### [Goal of the exercise]
Search the material for the word "contact" and report each line where it turns up.

### [Excerpted data]
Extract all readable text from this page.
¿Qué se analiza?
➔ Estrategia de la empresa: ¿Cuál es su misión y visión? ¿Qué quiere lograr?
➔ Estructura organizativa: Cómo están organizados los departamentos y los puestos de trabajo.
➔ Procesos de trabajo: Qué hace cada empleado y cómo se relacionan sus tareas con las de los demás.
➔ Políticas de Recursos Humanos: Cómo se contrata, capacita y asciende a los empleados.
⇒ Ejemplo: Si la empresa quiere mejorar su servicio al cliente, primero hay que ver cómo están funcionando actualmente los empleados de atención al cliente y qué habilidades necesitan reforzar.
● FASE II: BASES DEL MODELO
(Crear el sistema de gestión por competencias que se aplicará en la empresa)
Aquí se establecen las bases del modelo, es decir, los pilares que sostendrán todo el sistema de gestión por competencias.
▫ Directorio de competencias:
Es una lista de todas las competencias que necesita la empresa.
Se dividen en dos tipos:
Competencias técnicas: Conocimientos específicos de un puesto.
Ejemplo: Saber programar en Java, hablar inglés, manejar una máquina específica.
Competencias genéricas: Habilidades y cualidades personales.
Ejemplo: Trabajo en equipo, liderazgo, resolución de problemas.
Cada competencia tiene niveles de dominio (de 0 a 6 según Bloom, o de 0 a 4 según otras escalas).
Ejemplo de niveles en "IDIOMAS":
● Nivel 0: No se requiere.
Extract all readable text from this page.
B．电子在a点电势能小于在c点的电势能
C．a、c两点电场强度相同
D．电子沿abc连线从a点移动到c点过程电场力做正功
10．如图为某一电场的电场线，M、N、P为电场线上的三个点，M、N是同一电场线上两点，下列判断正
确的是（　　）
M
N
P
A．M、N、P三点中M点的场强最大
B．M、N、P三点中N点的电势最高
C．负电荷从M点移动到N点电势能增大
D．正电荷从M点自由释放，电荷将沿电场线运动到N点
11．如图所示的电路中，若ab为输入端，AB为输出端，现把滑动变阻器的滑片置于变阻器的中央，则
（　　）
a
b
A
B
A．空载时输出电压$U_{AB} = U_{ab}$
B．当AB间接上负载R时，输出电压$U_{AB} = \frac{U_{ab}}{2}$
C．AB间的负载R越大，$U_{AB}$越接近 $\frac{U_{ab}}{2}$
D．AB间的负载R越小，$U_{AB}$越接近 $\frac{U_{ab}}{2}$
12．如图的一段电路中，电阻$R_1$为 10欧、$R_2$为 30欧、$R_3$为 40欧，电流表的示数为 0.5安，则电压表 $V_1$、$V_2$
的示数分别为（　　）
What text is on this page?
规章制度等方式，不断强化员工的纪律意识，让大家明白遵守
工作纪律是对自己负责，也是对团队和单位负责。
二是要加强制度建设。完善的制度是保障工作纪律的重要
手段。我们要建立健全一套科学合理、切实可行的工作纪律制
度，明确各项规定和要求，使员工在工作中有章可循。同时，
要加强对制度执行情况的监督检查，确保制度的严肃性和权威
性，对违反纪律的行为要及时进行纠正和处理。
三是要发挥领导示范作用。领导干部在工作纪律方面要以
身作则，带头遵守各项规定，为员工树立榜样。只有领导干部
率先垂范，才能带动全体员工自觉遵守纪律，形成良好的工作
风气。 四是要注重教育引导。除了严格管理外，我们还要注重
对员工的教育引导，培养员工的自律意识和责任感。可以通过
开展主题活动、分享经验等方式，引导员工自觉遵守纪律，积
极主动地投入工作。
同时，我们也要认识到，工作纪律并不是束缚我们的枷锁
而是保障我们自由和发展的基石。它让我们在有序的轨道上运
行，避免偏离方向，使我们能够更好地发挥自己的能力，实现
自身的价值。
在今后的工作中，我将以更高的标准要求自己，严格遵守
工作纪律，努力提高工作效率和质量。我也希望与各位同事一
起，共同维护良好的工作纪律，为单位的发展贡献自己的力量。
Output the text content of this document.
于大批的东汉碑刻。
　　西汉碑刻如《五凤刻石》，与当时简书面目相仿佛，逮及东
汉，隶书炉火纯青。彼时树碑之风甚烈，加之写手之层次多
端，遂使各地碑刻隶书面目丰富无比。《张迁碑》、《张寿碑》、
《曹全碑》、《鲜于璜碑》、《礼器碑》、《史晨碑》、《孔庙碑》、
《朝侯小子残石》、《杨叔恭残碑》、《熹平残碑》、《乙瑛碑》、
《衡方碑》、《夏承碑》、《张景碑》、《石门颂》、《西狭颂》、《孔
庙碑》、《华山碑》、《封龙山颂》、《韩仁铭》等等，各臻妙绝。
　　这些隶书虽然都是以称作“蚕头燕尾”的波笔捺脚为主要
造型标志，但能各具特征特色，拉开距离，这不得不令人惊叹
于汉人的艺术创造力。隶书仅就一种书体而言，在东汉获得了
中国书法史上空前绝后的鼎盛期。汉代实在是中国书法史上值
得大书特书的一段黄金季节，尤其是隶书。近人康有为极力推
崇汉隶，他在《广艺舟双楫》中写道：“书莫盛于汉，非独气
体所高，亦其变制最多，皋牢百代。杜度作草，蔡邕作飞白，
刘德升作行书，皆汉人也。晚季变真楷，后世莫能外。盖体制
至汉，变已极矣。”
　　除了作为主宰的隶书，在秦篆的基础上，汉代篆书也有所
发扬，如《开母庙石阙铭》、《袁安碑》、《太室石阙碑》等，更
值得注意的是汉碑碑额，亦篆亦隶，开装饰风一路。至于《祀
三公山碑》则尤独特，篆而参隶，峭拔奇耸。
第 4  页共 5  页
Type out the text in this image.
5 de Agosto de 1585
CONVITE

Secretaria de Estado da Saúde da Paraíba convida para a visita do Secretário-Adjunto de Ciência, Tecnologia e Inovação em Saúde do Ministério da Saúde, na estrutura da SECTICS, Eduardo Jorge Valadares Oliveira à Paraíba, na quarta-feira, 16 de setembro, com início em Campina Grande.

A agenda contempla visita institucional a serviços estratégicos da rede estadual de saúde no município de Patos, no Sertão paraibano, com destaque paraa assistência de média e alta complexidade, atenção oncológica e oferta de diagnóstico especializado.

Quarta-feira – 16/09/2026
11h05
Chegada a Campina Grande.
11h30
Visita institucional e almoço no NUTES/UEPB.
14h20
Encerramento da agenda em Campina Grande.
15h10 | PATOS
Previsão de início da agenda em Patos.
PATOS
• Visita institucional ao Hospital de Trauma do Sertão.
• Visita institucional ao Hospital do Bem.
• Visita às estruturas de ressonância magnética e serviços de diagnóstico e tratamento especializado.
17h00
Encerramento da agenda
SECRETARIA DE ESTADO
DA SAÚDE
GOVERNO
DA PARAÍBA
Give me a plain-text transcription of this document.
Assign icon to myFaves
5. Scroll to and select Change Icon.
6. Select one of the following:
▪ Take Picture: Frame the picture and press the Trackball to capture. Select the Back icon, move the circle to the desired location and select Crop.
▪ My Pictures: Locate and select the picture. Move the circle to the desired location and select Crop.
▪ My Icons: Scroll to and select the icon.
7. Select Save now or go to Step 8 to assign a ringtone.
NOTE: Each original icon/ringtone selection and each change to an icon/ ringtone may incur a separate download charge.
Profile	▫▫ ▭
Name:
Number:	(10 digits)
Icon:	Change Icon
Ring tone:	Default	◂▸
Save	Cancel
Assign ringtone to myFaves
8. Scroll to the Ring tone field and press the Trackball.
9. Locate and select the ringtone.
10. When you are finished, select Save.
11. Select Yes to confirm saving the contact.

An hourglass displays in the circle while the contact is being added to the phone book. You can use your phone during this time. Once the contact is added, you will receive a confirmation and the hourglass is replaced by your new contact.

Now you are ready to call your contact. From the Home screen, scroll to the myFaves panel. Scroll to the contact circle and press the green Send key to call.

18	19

### [Exercise response]
11. Select Yes to confirm saving the contact.
An hourglass displays in the circle while the contact is being added to the phone book. You can use your phone during this time. Once the contact is added, you will receive a confirmation and the hourglass is replaced by your new contact.
Now you are ready to call your contact. From the Home screen, scroll to the myFaves panel. Scroll to the contact circle and press the green Send key to call.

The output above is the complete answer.